#### Material to process ####

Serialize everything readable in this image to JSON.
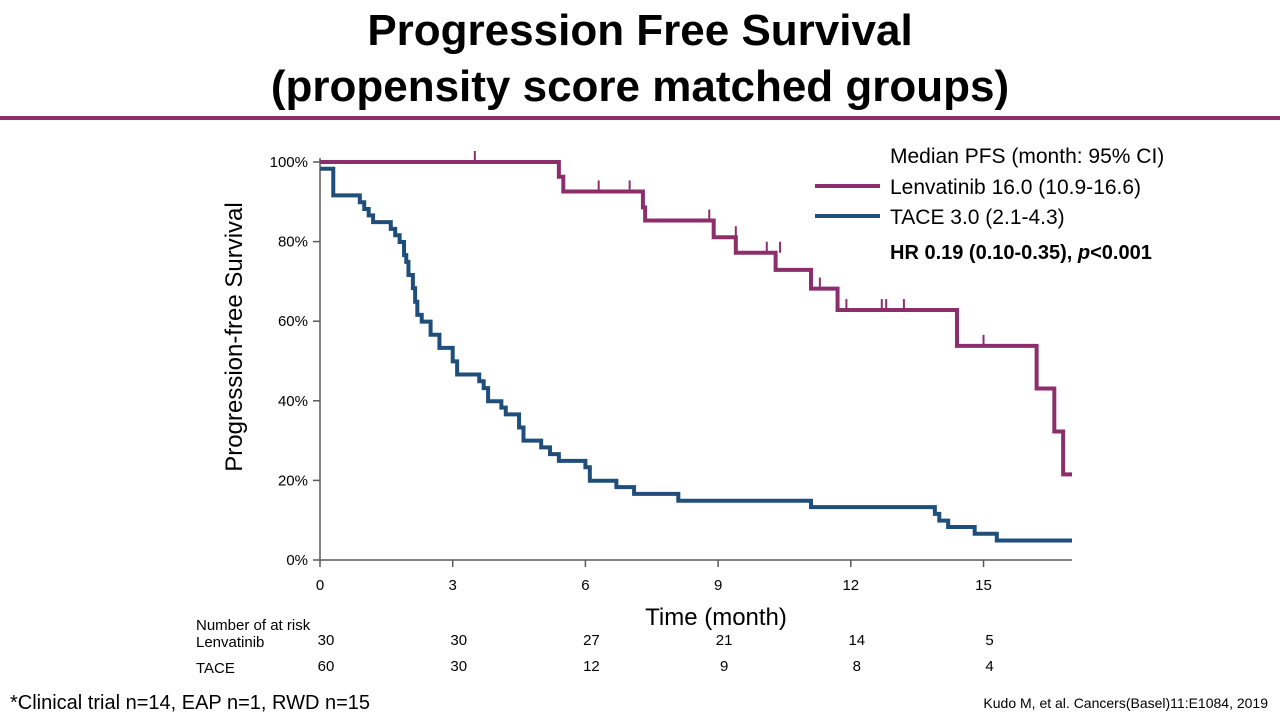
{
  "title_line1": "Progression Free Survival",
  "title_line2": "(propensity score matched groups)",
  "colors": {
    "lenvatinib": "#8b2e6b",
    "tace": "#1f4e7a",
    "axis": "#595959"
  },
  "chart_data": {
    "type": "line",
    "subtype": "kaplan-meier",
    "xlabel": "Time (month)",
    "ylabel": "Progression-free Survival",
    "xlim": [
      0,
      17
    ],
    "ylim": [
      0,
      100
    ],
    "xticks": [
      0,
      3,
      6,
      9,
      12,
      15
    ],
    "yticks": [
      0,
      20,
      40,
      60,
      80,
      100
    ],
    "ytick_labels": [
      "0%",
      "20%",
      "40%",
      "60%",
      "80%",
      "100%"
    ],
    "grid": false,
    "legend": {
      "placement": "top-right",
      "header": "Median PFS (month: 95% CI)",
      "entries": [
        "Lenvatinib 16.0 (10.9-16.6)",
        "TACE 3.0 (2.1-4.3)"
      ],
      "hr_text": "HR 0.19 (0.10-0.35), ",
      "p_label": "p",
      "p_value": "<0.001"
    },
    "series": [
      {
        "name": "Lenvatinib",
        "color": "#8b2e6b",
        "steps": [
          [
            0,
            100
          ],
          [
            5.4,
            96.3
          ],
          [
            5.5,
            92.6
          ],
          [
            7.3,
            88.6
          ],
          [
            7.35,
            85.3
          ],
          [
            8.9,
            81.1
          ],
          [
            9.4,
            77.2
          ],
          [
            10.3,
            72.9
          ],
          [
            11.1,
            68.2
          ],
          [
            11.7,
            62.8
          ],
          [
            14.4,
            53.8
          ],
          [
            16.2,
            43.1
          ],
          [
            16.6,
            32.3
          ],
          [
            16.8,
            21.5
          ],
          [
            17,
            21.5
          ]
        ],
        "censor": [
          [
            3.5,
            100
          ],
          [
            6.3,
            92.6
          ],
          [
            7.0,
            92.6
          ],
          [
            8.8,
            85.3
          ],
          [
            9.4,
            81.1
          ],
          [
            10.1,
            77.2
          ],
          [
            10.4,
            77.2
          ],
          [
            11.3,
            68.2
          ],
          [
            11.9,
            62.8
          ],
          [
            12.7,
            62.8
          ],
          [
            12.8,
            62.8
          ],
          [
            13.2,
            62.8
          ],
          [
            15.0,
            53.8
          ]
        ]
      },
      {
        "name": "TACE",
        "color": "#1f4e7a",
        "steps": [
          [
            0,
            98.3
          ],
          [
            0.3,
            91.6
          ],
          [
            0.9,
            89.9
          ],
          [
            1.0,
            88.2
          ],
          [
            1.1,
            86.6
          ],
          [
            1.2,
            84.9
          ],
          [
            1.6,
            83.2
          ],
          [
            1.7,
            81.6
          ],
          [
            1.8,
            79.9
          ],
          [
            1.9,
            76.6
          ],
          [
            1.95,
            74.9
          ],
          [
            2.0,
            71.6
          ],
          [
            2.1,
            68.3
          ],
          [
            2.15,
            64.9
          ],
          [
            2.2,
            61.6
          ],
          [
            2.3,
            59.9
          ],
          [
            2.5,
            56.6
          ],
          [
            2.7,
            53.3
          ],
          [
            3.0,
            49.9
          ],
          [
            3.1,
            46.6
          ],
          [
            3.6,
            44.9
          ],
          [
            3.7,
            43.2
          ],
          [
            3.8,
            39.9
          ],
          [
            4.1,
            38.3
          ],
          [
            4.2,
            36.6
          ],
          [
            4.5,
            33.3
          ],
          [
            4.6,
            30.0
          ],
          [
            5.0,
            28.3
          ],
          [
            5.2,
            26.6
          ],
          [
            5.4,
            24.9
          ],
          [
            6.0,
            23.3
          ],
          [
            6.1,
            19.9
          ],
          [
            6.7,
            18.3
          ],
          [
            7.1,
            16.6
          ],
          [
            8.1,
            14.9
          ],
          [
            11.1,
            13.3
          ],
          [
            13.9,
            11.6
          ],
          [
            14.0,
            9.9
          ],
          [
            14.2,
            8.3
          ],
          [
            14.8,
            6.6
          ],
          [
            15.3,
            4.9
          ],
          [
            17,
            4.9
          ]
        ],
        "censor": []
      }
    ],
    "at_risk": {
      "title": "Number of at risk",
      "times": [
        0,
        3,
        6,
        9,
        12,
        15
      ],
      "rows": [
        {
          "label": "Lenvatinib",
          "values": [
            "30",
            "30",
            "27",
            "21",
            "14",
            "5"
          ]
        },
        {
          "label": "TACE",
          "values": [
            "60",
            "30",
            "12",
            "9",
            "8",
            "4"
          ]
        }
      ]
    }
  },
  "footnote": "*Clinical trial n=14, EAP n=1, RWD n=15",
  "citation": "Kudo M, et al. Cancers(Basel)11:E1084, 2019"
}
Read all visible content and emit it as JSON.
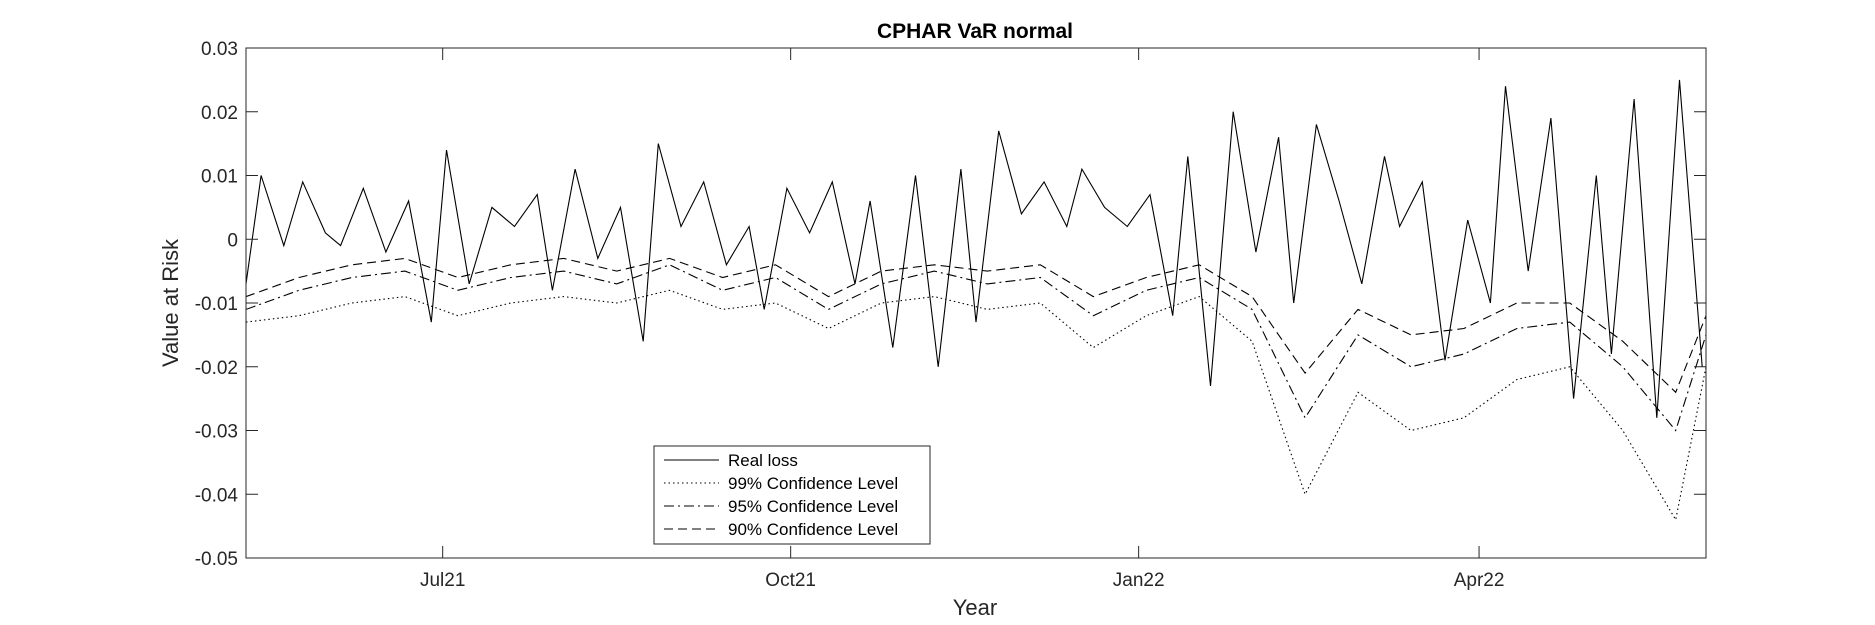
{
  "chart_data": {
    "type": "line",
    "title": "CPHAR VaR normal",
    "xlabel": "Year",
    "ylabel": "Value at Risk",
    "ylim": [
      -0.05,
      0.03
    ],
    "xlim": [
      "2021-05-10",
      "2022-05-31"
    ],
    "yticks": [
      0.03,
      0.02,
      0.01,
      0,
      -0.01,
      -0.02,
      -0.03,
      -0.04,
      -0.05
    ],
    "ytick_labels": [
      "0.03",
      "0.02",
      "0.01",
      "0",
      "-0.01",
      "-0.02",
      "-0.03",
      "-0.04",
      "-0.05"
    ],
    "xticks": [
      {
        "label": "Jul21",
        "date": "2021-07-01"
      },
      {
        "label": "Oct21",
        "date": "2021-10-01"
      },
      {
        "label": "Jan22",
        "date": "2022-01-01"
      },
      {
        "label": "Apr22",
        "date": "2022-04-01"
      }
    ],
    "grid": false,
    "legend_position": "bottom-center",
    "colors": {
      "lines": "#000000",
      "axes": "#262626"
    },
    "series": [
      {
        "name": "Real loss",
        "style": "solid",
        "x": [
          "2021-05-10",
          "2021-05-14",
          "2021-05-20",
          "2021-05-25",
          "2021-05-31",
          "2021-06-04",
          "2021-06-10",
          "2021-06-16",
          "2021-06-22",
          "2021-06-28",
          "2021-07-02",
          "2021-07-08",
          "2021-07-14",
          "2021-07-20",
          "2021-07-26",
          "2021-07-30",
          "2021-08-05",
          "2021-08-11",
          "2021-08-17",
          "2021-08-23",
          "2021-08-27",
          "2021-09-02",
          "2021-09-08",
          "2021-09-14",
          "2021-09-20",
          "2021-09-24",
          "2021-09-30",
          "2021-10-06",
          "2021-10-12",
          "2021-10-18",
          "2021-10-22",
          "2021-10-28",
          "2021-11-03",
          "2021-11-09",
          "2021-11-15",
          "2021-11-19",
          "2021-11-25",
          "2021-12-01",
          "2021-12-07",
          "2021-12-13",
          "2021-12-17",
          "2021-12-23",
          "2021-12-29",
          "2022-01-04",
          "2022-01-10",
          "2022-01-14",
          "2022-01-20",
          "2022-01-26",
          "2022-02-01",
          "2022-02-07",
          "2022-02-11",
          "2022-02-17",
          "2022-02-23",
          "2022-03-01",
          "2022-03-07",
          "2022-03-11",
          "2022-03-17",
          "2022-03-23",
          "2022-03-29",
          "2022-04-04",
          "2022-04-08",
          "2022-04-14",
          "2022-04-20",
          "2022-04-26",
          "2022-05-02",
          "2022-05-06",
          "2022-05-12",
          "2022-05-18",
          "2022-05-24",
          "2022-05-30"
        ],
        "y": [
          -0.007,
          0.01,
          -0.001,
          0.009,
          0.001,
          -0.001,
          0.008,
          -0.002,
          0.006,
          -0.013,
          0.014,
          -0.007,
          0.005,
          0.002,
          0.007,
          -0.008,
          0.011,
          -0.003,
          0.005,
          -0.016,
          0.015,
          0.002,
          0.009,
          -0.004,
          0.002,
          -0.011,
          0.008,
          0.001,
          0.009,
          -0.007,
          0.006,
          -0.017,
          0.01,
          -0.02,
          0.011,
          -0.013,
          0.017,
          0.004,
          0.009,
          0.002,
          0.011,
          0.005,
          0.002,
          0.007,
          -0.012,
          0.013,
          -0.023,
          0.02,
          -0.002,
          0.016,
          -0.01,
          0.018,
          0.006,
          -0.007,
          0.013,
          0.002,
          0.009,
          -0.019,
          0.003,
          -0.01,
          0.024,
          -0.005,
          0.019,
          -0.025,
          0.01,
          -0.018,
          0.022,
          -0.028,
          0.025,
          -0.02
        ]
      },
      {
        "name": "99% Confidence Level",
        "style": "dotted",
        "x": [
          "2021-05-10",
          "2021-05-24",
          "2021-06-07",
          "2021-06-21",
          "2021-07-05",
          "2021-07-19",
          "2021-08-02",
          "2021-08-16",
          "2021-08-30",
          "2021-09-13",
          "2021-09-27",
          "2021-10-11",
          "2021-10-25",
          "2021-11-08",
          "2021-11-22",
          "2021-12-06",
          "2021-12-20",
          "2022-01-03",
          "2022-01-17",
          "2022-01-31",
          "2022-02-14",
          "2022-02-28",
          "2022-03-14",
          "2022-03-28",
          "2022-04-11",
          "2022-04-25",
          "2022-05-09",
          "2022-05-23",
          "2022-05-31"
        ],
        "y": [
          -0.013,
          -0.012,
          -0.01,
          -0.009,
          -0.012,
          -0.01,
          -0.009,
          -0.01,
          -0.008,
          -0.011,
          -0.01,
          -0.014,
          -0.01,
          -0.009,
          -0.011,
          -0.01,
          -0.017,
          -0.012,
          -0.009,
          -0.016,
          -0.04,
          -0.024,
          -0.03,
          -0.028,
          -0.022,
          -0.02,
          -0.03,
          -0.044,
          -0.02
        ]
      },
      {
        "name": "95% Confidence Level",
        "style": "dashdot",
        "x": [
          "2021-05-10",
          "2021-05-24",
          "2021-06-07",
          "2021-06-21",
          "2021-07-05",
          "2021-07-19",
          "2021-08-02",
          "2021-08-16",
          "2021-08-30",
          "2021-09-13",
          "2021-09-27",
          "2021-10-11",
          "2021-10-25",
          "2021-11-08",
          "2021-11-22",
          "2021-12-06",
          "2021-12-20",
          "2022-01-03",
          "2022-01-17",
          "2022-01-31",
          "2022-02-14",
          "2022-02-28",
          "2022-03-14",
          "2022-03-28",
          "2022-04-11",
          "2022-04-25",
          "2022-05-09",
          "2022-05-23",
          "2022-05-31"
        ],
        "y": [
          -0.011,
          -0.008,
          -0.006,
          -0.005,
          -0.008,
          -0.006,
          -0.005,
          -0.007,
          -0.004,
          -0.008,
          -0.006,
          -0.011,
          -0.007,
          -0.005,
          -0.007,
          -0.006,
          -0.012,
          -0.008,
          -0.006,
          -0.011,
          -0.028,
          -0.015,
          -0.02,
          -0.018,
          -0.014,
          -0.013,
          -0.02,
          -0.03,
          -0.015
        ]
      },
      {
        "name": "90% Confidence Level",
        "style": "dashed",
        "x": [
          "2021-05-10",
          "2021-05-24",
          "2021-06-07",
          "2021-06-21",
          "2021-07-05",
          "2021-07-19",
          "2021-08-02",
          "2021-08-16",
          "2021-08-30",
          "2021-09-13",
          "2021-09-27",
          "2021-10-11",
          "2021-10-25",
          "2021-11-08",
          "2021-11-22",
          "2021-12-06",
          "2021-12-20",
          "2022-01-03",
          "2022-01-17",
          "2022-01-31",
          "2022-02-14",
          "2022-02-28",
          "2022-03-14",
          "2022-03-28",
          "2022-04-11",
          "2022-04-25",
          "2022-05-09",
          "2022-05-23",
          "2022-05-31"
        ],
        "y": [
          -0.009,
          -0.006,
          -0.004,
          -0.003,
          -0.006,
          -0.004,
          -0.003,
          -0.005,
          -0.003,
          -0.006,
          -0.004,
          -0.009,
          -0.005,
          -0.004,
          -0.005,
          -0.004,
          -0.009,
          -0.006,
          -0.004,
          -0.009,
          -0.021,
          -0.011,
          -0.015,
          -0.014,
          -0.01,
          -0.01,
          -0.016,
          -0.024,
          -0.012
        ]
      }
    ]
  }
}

####

# [Task brief]
Extract every line containing the string "style" from the data above.

# [Result of this exercise]
        "style": "solid",
        "style": "dotted",
        "style": "dashdot",
        "style": "dashed",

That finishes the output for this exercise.